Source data
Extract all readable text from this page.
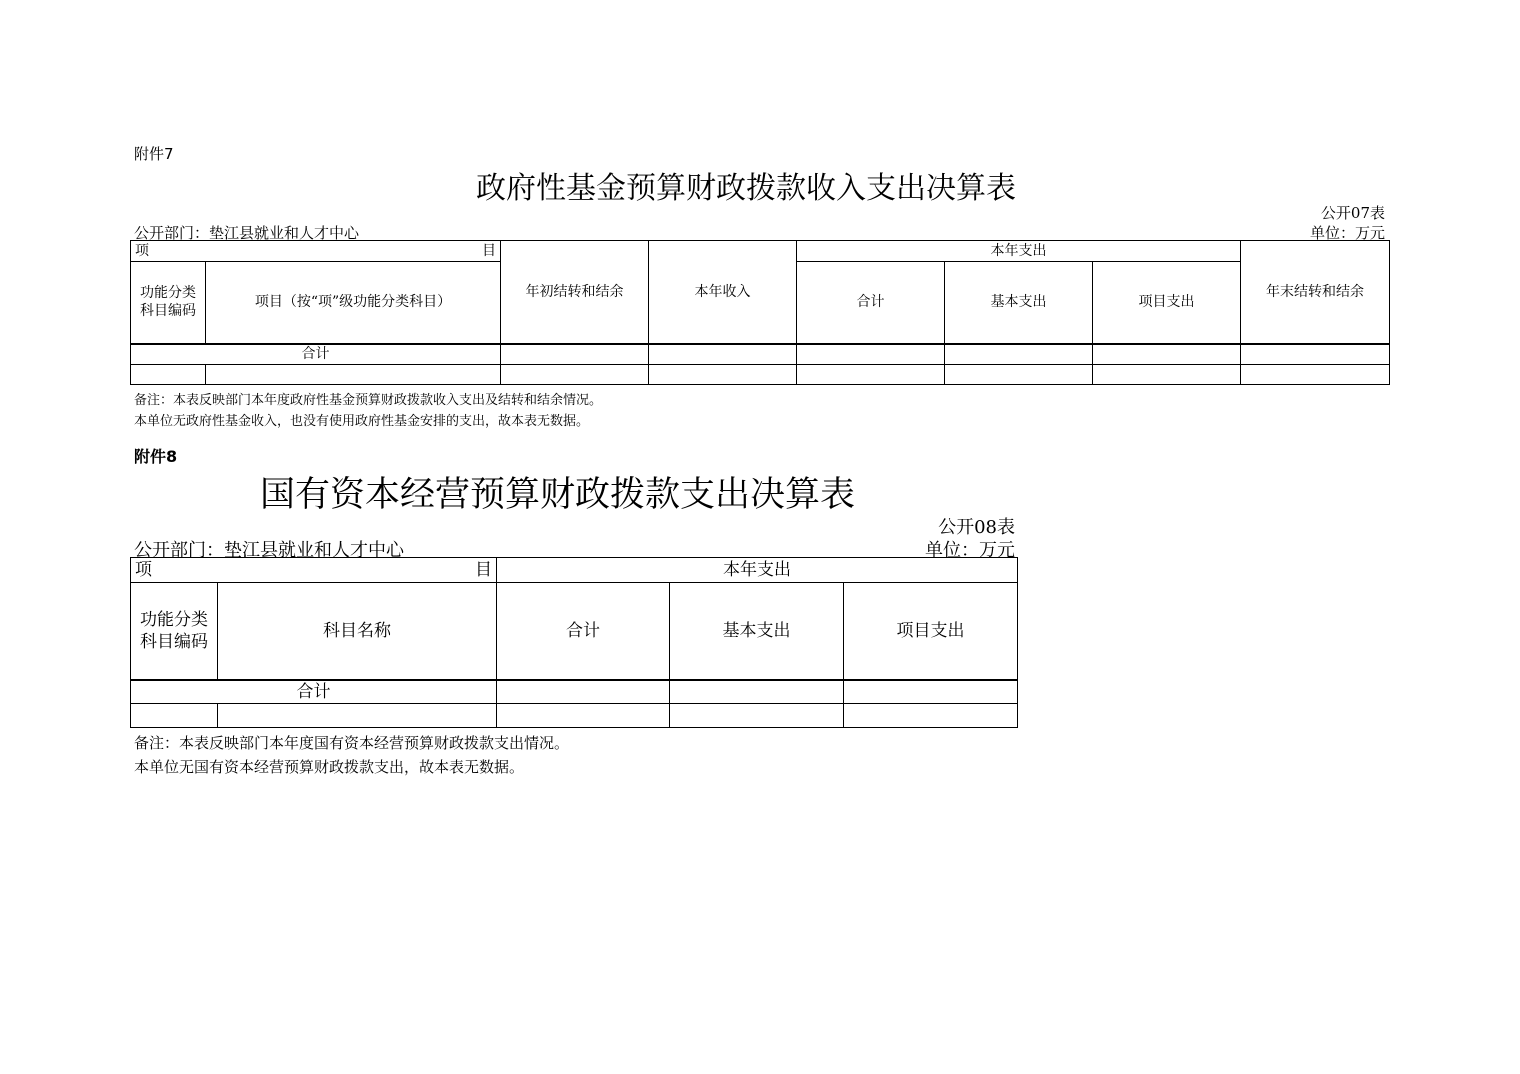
附件7
政府性基金预算财政拨款收入支出决算表
公开07表
公开部门：垫江县就业和人才中心	单位：万元
项 目		年初结转和结余	本年收入	本年支出			年末结转和结余
功能分类科目编码	项目（按“项”级功能分类科目）			合计	基本支出	项目支出	
合计							

备注：本表反映部门本年度政府性基金预算财政拨款收入支出及结转和结余情况。
本单位无政府性基金收入，也没有使用政府性基金安排的支出，故本表无数据。
附件8
国有资本经营预算财政拨款支出决算表
公开08表
公开部门：垫江县就业和人才中心	单位：万元
项 目		本年支出		
功能分类科目编码	科目名称	合计	基本支出	项目支出
合计				

备注：本表反映部门本年度国有资本经营预算财政拨款支出情况。
本单位无国有资本经营预算财政拨款支出，故本表无数据。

• [Work to do]
Repeat each record exactly, with the pictures left out.

• [Solution to the problem]
Extract all readable text from this page.
附件7
政府性基金预算财政拨款收入支出决算表
公开07表
公开部门：垫江县就业和人才中心	单位：万元
项 目		年初结转和结余	本年收入	本年支出			年末结转和结余
功能分类科目编码	项目（按“项”级功能分类科目）			合计	基本支出	项目支出	
合计							

备注：本表反映部门本年度政府性基金预算财政拨款收入支出及结转和结余情况。
本单位无政府性基金收入，也没有使用政府性基金安排的支出，故本表无数据。
附件8
国有资本经营预算财政拨款支出决算表
公开08表
公开部门：垫江县就业和人才中心	单位：万元
项 目		本年支出		
功能分类科目编码	科目名称	合计	基本支出	项目支出
合计				

备注：本表反映部门本年度国有资本经营预算财政拨款支出情况。
本单位无国有资本经营预算财政拨款支出，故本表无数据。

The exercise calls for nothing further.